# Prompt:
List, from the lines below, each one with "JSON" in it.

======

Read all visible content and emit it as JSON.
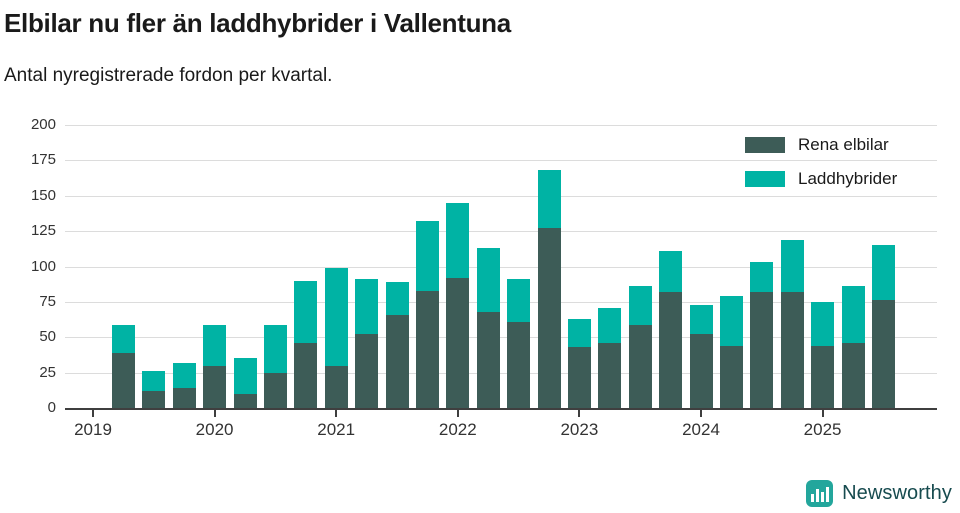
{
  "title": "Elbilar nu fler än laddhybrider i Vallentuna",
  "subtitle": "Antal nyregistrerade fordon per kvartal.",
  "footer": {
    "brand": "Newsworthy",
    "icon": "bar-chart-icon"
  },
  "colors": {
    "elbilar": "#3d5c57",
    "laddhybrider": "#00b3a4",
    "grid": "#dcdcdc",
    "axis": "#3f3f3f",
    "brand_icon": "#23a69c",
    "brand_text": "#174b4f"
  },
  "chart_data": {
    "type": "bar",
    "stacked": true,
    "title": "Elbilar nu fler än laddhybrider i Vallentuna",
    "subtitle": "Antal nyregistrerade fordon per kvartal.",
    "x": [
      "2019 Q2",
      "2019 Q3",
      "2019 Q4",
      "2020 Q1",
      "2020 Q2",
      "2020 Q3",
      "2020 Q4",
      "2021 Q1",
      "2021 Q2",
      "2021 Q3",
      "2021 Q4",
      "2022 Q1",
      "2022 Q2",
      "2022 Q3",
      "2022 Q4",
      "2023 Q1",
      "2023 Q2",
      "2023 Q3",
      "2023 Q4",
      "2024 Q1",
      "2024 Q2",
      "2024 Q3",
      "2024 Q4",
      "2025 Q1",
      "2025 Q2",
      "2025 Q3"
    ],
    "series": [
      {
        "name": "Rena elbilar",
        "values": [
          39,
          12,
          14,
          30,
          10,
          25,
          46,
          30,
          52,
          66,
          83,
          92,
          68,
          61,
          127,
          43,
          46,
          59,
          82,
          52,
          44,
          82,
          82,
          44,
          46,
          76
        ]
      },
      {
        "name": "Laddhybrider",
        "values": [
          20,
          14,
          18,
          29,
          25,
          34,
          44,
          69,
          39,
          23,
          49,
          53,
          45,
          30,
          41,
          20,
          25,
          27,
          29,
          21,
          35,
          21,
          37,
          31,
          40,
          39
        ]
      }
    ],
    "xticks": [
      "2019",
      "2020",
      "2021",
      "2022",
      "2023",
      "2024",
      "2025"
    ],
    "yticks": [
      0,
      25,
      50,
      75,
      100,
      125,
      150,
      175,
      200
    ],
    "ylim": [
      0,
      200
    ],
    "grid": "horizontal",
    "legend_position": "top-right"
  }
}
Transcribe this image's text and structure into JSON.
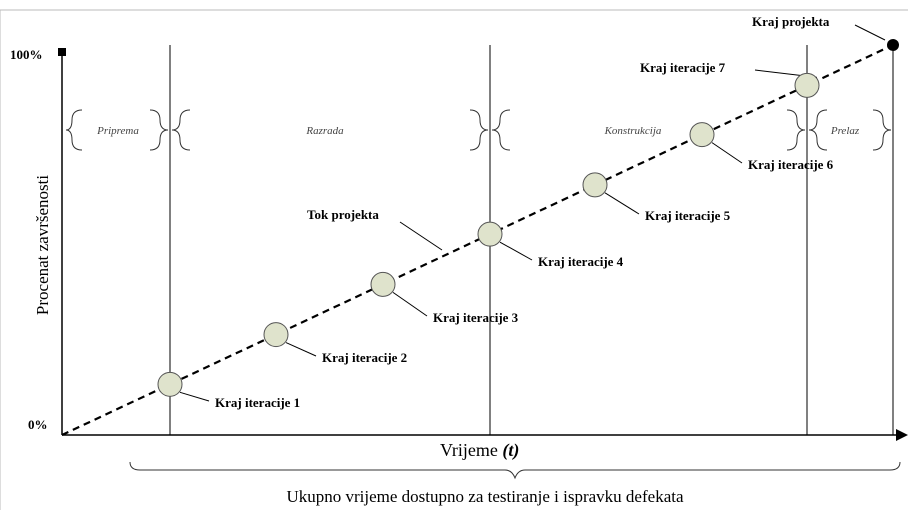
{
  "y_axis": {
    "label": "Procenat završenosti",
    "top": "100%",
    "bottom": "0%"
  },
  "phases": [
    "Priprema",
    "Razrada",
    "Konstrukcija",
    "Prelaz"
  ],
  "iterations": [
    "Kraj iteracije 1",
    "Kraj iteracije 2",
    "Kraj iteracije 3",
    "Kraj iteracije 4",
    "Kraj iteracije 5",
    "Kraj iteracije 6",
    "Kraj iteracije 7"
  ],
  "project_end": "Kraj projekta",
  "project_flow": "Tok projekta",
  "x_axis": {
    "label": "Vrijeme",
    "variable": "(t)"
  },
  "footer": "Ukupno vrijeme dostupno za testiranje i ispravku defekata"
}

======

# Correct output:
Read all visible content and emit it as JSON.
Transcribe this image's text and structure into JSON.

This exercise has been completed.